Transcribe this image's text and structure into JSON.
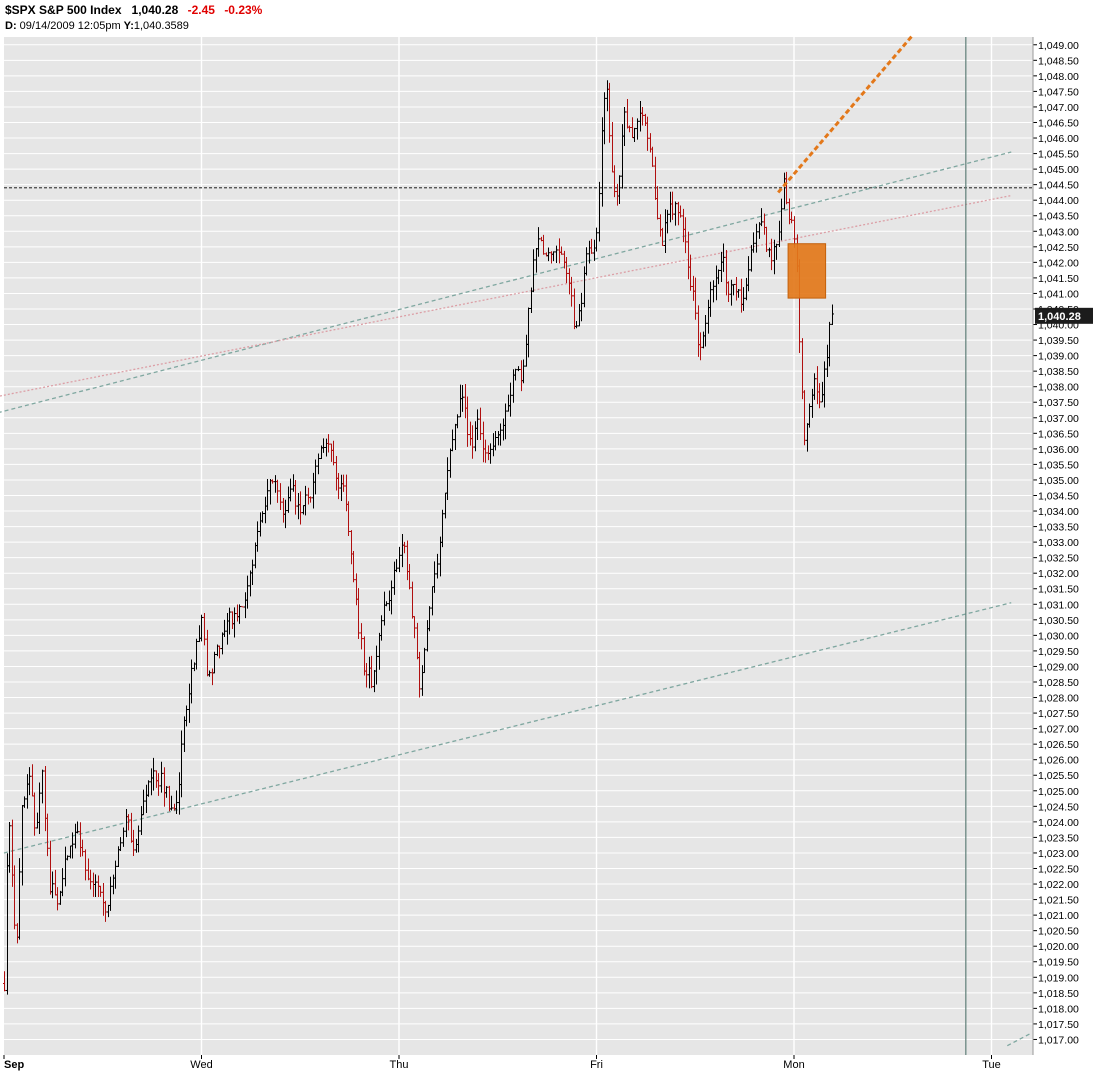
{
  "header": {
    "symbol": "$SPX",
    "name": "S&P 500 Index",
    "last": "1,040.28",
    "change": "-2.45",
    "change_pct": "-0.23%",
    "d_label": "D:",
    "date": "09/14/2009",
    "time": "12:05pm",
    "y_label": "Y:",
    "y_value": "1,040.3589"
  },
  "colors": {
    "plot_bg": "#e6e6e6",
    "grid": "#ffffff",
    "up_bar": "#000000",
    "down_bar": "#b01010",
    "orange": "#e3781a",
    "teal_trend": "#7fa7a0",
    "pink_trend": "#dc9fa6",
    "level_line": "#444444",
    "today_line": "#5f7f78",
    "last_label_bg": "#1c1c1c"
  },
  "chart_data": {
    "type": "ohlc",
    "interval": "intraday",
    "ylim": [
      1016.5,
      1049.25
    ],
    "y_ticks": [
      "1,049.00",
      "1,048.50",
      "1,048.00",
      "1,047.50",
      "1,047.00",
      "1,046.50",
      "1,046.00",
      "1,045.50",
      "1,045.00",
      "1,044.50",
      "1,044.00",
      "1,043.50",
      "1,043.00",
      "1,042.50",
      "1,042.00",
      "1,041.50",
      "1,041.00",
      "1,040.50",
      "1,040.00",
      "1,039.50",
      "1,039.00",
      "1,038.50",
      "1,038.00",
      "1,037.50",
      "1,037.00",
      "1,036.50",
      "1,036.00",
      "1,035.50",
      "1,035.00",
      "1,034.50",
      "1,034.00",
      "1,033.50",
      "1,033.00",
      "1,032.50",
      "1,032.00",
      "1,031.50",
      "1,031.00",
      "1,030.50",
      "1,030.00",
      "1,029.50",
      "1,029.00",
      "1,028.50",
      "1,028.00",
      "1,027.50",
      "1,027.00",
      "1,026.50",
      "1,026.00",
      "1,025.50",
      "1,025.00",
      "1,024.50",
      "1,024.00",
      "1,023.50",
      "1,023.00",
      "1,022.50",
      "1,022.00",
      "1,021.50",
      "1,021.00",
      "1,020.50",
      "1,020.00",
      "1,019.50",
      "1,019.00",
      "1,018.50",
      "1,018.00",
      "1,017.50",
      "1,017.00"
    ],
    "x_ticks": [
      {
        "label": "Sep",
        "day": 0,
        "bold": true
      },
      {
        "label": "Wed",
        "day": 1,
        "bold": false
      },
      {
        "label": "Thu",
        "day": 2,
        "bold": false
      },
      {
        "label": "Fri",
        "day": 3,
        "bold": false
      },
      {
        "label": "Mon",
        "day": 4,
        "bold": false
      },
      {
        "label": "Tue",
        "day": 5,
        "bold": false
      }
    ],
    "last_price": 1040.28,
    "last_price_label": "1,040.28",
    "path_points": [
      [
        0.0,
        1018.8
      ],
      [
        0.02,
        1024.5
      ],
      [
        0.06,
        1019.8
      ],
      [
        0.09,
        1024.5
      ],
      [
        0.13,
        1025.7
      ],
      [
        0.16,
        1023.2
      ],
      [
        0.19,
        1025.6
      ],
      [
        0.23,
        1022.0
      ],
      [
        0.27,
        1021.4
      ],
      [
        0.32,
        1023.1
      ],
      [
        0.37,
        1023.8
      ],
      [
        0.4,
        1023.0
      ],
      [
        0.43,
        1022.0
      ],
      [
        0.47,
        1021.9
      ],
      [
        0.52,
        1021.1
      ],
      [
        0.58,
        1023.3
      ],
      [
        0.62,
        1024.4
      ],
      [
        0.66,
        1022.8
      ],
      [
        0.7,
        1024.6
      ],
      [
        0.75,
        1025.6
      ],
      [
        0.8,
        1025.3
      ],
      [
        0.85,
        1024.3
      ],
      [
        0.88,
        1025.0
      ],
      [
        0.91,
        1027.4
      ],
      [
        0.97,
        1029.5
      ],
      [
        1.0,
        1030.4
      ],
      [
        1.03,
        1028.7
      ],
      [
        1.08,
        1029.5
      ],
      [
        1.14,
        1030.5
      ],
      [
        1.21,
        1030.9
      ],
      [
        1.27,
        1032.7
      ],
      [
        1.32,
        1034.4
      ],
      [
        1.37,
        1035.1
      ],
      [
        1.41,
        1034.0
      ],
      [
        1.46,
        1034.6
      ],
      [
        1.5,
        1034.0
      ],
      [
        1.55,
        1034.6
      ],
      [
        1.59,
        1035.6
      ],
      [
        1.64,
        1036.4
      ],
      [
        1.69,
        1035.0
      ],
      [
        1.73,
        1034.5
      ],
      [
        1.77,
        1031.5
      ],
      [
        1.82,
        1029.1
      ],
      [
        1.86,
        1028.5
      ],
      [
        1.91,
        1030.5
      ],
      [
        1.97,
        1031.8
      ],
      [
        2.02,
        1033.2
      ],
      [
        2.07,
        1030.5
      ],
      [
        2.1,
        1028.4
      ],
      [
        2.13,
        1029.5
      ],
      [
        2.16,
        1031.5
      ],
      [
        2.19,
        1032.4
      ],
      [
        2.22,
        1034.0
      ],
      [
        2.27,
        1036.5
      ],
      [
        2.32,
        1037.8
      ],
      [
        2.36,
        1036.1
      ],
      [
        2.4,
        1036.8
      ],
      [
        2.44,
        1035.6
      ],
      [
        2.49,
        1036.3
      ],
      [
        2.55,
        1037.3
      ],
      [
        2.59,
        1038.6
      ],
      [
        2.62,
        1038.1
      ],
      [
        2.66,
        1040.9
      ],
      [
        2.7,
        1042.9
      ],
      [
        2.75,
        1042.1
      ],
      [
        2.79,
        1042.4
      ],
      [
        2.83,
        1042.1
      ],
      [
        2.87,
        1040.8
      ],
      [
        2.89,
        1039.6
      ],
      [
        2.92,
        1040.6
      ],
      [
        2.95,
        1042.3
      ],
      [
        2.99,
        1042.6
      ],
      [
        3.01,
        1043.7
      ],
      [
        3.03,
        1046.8
      ],
      [
        3.05,
        1047.5
      ],
      [
        3.08,
        1044.5
      ],
      [
        3.1,
        1043.8
      ],
      [
        3.14,
        1046.7
      ],
      [
        3.18,
        1046.0
      ],
      [
        3.22,
        1046.9
      ],
      [
        3.26,
        1046.0
      ],
      [
        3.29,
        1044.5
      ],
      [
        3.33,
        1042.6
      ],
      [
        3.37,
        1043.7
      ],
      [
        3.41,
        1043.8
      ],
      [
        3.45,
        1042.4
      ],
      [
        3.49,
        1040.8
      ],
      [
        3.52,
        1039.0
      ],
      [
        3.56,
        1040.5
      ],
      [
        3.6,
        1041.4
      ],
      [
        3.64,
        1042.1
      ],
      [
        3.67,
        1041.0
      ],
      [
        3.7,
        1041.3
      ],
      [
        3.74,
        1040.6
      ],
      [
        3.78,
        1042.1
      ],
      [
        3.82,
        1043.4
      ],
      [
        3.86,
        1042.6
      ],
      [
        3.89,
        1042.1
      ],
      [
        3.92,
        1042.9
      ],
      [
        3.95,
        1044.6
      ],
      [
        3.98,
        1043.4
      ],
      [
        4.01,
        1042.4
      ],
      [
        4.03,
        1038.6
      ],
      [
        4.05,
        1036.3
      ],
      [
        4.08,
        1037.6
      ],
      [
        4.11,
        1038.4
      ],
      [
        4.13,
        1037.2
      ],
      [
        4.16,
        1038.7
      ],
      [
        4.18,
        1040.1
      ],
      [
        4.2,
        1040.3
      ]
    ],
    "overlays": [
      {
        "kind": "horizontal",
        "price": 1044.4,
        "color": "level_line",
        "dash": "3 2"
      },
      {
        "kind": "trendline",
        "color": "teal_trend",
        "dash": "4 3",
        "from": [
          -0.1,
          1037.05
        ],
        "to": [
          5.1,
          1045.55
        ]
      },
      {
        "kind": "trendline",
        "color": "pink_trend",
        "dash": "2 2",
        "from": [
          -0.1,
          1037.6
        ],
        "to": [
          5.1,
          1044.15
        ]
      },
      {
        "kind": "trendline",
        "color": "teal_trend",
        "dash": "4 3",
        "from": [
          0.0,
          1023.0
        ],
        "to": [
          5.1,
          1031.05
        ]
      },
      {
        "kind": "trendline",
        "color": "teal_trend",
        "dash": "4 3",
        "from": [
          5.08,
          1016.8
        ],
        "to": [
          5.2,
          1017.2
        ]
      },
      {
        "kind": "trendline",
        "color": "orange",
        "dash": "5 3",
        "width": 3,
        "from": [
          3.92,
          1044.25
        ],
        "to": [
          4.6,
          1049.3
        ]
      },
      {
        "kind": "rect",
        "color": "orange",
        "x1": 3.97,
        "x2": 4.16,
        "y1": 1040.85,
        "y2": 1042.6
      },
      {
        "kind": "vertical",
        "day": 4.87,
        "color": "today_line"
      }
    ]
  }
}
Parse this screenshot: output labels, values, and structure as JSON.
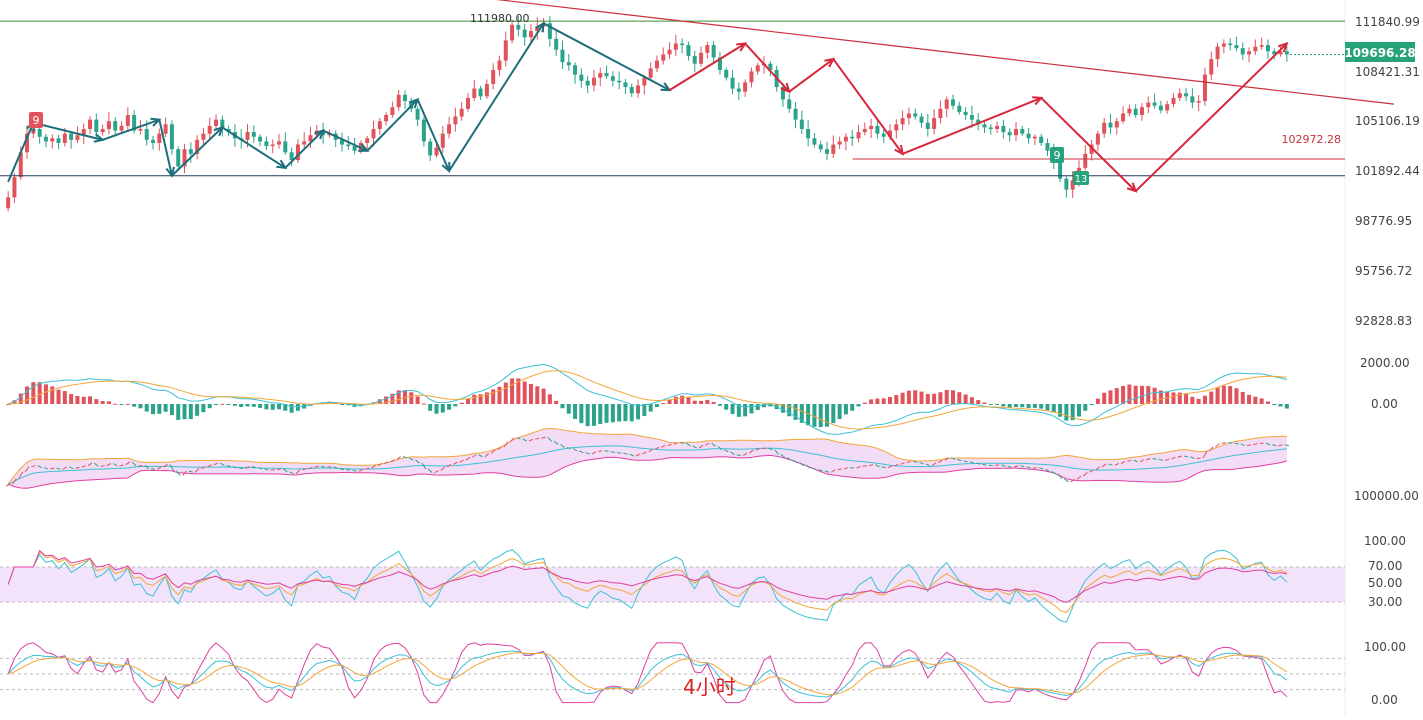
{
  "colors": {
    "up": "#e0535b",
    "down": "#2aa38a",
    "trend_dark": "#1d6e7a",
    "trend_red": "#d8263a",
    "resistance_line": "#3a8d3a",
    "support_line": "#1f3b58",
    "channel_line": "#c9303a",
    "badge": "#26a37a",
    "axis_text": "#444444",
    "rsi_band": "#f2e3fa",
    "rsi_line_1": "#e040a0",
    "rsi_line_2": "#f3a63a",
    "rsi_line_3": "#3cc1d6"
  },
  "main_axis": {
    "ticks": [
      "111840.99",
      "108421.31",
      "105106.19",
      "101892.44",
      "98776.95",
      "95756.72",
      "92828.83"
    ],
    "tick_values": [
      111840.99,
      108421.31,
      105106.19,
      101892.44,
      98776.95,
      95756.72,
      92828.83
    ],
    "current_price_label": "109696.28",
    "current_price": 109696.28
  },
  "annotations": {
    "high_label": "111980.00",
    "level_label": "102972.28",
    "tag_nine_red": "9",
    "tag_nine_green": "9",
    "tag_thirteen": "13",
    "timeframe": "4小时"
  },
  "macd_axis": {
    "ticks": [
      "2000.00",
      "0.00"
    ]
  },
  "bb_axis": {
    "ticks": [
      "100000.00"
    ]
  },
  "rsi_axis": {
    "ticks": [
      "100.00",
      "70.00",
      "50.00",
      "30.00"
    ]
  },
  "kdj_axis": {
    "ticks": [
      "100.00",
      "0.00"
    ]
  },
  "chart_data": {
    "type": "candlestick",
    "timeframe": "4小时",
    "y_range": [
      91000,
      113200
    ],
    "horizontal_levels": [
      111840.99,
      102972.28,
      101892.44
    ],
    "swing_points_dark": [
      [
        0,
        101500
      ],
      [
        4,
        105300
      ],
      [
        15,
        104200
      ],
      [
        24,
        105500
      ],
      [
        26,
        101900
      ],
      [
        34,
        105000
      ],
      [
        44,
        102400
      ],
      [
        50,
        104800
      ],
      [
        57,
        103500
      ],
      [
        65,
        106800
      ],
      [
        70,
        102200
      ],
      [
        85,
        111700
      ],
      [
        105,
        107400
      ]
    ],
    "swing_points_red": [
      [
        105,
        107400
      ],
      [
        117,
        110400
      ],
      [
        124,
        107300
      ],
      [
        131,
        109400
      ],
      [
        142,
        103300
      ],
      [
        164,
        106900
      ],
      [
        179,
        100900
      ],
      [
        203,
        110400
      ]
    ],
    "channel_line": [
      [
        55,
        114300
      ],
      [
        220,
        106500
      ]
    ],
    "closes": [
      100500,
      101800,
      103400,
      104600,
      104900,
      104400,
      104100,
      104300,
      104000,
      104600,
      104200,
      104500,
      104900,
      105500,
      104700,
      104900,
      105400,
      104800,
      105100,
      105800,
      104800,
      104900,
      104200,
      104000,
      104600,
      105200,
      103600,
      102500,
      103600,
      103300,
      104200,
      104600,
      105100,
      105500,
      104900,
      104700,
      104300,
      104200,
      104700,
      104400,
      104100,
      103800,
      103900,
      104100,
      103400,
      102900,
      103900,
      104100,
      104500,
      104800,
      104500,
      104600,
      104200,
      103900,
      103800,
      103500,
      104000,
      104300,
      104900,
      105400,
      105800,
      106300,
      107100,
      106700,
      106200,
      105500,
      104100,
      103200,
      103700,
      104600,
      105200,
      105700,
      106200,
      106900,
      107500,
      107000,
      107800,
      108700,
      109300,
      110600,
      111600,
      111300,
      110800,
      111200,
      111500,
      111700,
      110700,
      110000,
      109200,
      109000,
      108400,
      108000,
      107700,
      108200,
      108500,
      108300,
      108000,
      107900,
      107600,
      107200,
      107700,
      108200,
      108800,
      109300,
      109700,
      110000,
      110400,
      110300,
      109600,
      109100,
      109800,
      110300,
      109500,
      108700,
      108200,
      107500,
      107300,
      107900,
      108600,
      109000,
      109100,
      108700,
      107600,
      106800,
      106200,
      105500,
      104900,
      104300,
      103900,
      103600,
      103300,
      103900,
      104100,
      104400,
      104300,
      104700,
      104900,
      105100,
      104600,
      104400,
      104800,
      105200,
      105600,
      105900,
      105700,
      105300,
      104900,
      105600,
      106200,
      106800,
      106400,
      106000,
      105800,
      105500,
      105200,
      105000,
      104900,
      105100,
      104700,
      104500,
      104900,
      104600,
      104300,
      104400,
      104000,
      103500,
      102900,
      101700,
      101000,
      101600,
      102400,
      103300,
      103900,
      104600,
      105300,
      105000,
      105400,
      105900,
      106200,
      105800,
      106300,
      106600,
      106400,
      106100,
      106500,
      106900,
      107200,
      107000,
      106600,
      106700,
      108400,
      109400,
      110200,
      110400,
      110300,
      110100,
      109700,
      109900,
      110200,
      110300,
      109900,
      109700,
      109900,
      109700
    ]
  }
}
....
### REQUIREMENT:
Pull out every line of the records above that contains the word "structure".

### THE REPLY:
Transcribe this image's text and structure into JSON.
Parse this screenshot: output labels, values, and structure as JSON.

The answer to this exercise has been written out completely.